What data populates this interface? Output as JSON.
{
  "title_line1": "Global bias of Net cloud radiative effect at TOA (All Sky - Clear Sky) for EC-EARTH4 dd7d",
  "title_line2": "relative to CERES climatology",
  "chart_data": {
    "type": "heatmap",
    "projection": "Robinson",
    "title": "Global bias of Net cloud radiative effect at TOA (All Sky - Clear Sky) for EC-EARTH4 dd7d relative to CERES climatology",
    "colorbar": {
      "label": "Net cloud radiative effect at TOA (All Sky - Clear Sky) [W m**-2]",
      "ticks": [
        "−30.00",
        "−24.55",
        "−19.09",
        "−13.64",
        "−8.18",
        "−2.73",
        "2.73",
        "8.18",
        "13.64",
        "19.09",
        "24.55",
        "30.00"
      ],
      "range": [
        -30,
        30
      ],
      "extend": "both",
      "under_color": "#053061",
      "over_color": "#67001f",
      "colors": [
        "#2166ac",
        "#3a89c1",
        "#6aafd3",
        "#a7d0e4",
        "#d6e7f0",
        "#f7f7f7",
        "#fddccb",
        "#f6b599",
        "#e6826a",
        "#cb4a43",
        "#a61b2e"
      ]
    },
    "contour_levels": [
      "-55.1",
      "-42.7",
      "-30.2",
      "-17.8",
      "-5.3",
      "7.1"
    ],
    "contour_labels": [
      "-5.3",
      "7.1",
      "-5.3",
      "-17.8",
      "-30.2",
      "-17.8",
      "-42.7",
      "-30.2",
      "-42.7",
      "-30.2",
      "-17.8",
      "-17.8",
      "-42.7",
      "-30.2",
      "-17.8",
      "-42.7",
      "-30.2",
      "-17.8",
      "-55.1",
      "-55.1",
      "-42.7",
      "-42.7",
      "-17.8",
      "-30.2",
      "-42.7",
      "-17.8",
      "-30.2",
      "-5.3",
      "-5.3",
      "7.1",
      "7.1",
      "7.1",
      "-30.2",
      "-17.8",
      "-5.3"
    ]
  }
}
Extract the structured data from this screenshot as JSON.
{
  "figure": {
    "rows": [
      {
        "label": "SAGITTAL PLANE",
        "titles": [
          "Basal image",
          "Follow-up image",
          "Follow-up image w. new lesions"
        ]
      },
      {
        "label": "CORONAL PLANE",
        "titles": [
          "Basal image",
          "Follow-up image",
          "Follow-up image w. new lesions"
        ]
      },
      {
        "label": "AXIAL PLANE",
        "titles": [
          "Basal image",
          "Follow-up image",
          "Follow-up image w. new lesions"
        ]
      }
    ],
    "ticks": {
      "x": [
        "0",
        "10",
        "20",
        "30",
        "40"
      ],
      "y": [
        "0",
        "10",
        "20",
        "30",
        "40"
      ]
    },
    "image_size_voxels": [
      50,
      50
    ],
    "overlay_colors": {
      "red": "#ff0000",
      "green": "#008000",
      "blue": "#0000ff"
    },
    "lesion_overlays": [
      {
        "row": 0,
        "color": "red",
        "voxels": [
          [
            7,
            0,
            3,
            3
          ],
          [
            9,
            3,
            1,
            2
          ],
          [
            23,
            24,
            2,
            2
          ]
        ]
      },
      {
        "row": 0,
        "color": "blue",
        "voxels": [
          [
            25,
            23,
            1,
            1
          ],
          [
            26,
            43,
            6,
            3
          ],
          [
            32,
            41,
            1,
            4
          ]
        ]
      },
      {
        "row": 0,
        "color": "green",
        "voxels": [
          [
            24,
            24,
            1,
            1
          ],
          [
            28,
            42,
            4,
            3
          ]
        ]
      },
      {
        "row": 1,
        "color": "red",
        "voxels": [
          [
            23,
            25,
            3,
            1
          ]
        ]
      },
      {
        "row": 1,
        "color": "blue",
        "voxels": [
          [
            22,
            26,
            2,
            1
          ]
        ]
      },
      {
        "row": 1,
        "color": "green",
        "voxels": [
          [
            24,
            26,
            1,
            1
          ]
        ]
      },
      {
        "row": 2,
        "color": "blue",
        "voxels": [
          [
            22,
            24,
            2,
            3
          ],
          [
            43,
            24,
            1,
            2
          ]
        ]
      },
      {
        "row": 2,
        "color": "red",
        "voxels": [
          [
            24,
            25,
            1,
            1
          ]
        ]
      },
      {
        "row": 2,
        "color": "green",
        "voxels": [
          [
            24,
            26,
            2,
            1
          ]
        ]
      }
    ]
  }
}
-=-=-
Problem
Collect the lines that hold "CERES".

Task answer
  "title_line2": "relative to CERES climatology",
    "title": "Global bias of Net cloud radiative effect at TOA (All Sky - Clear Sky) for EC-EARTH4 dd7d relative to CERES climatology",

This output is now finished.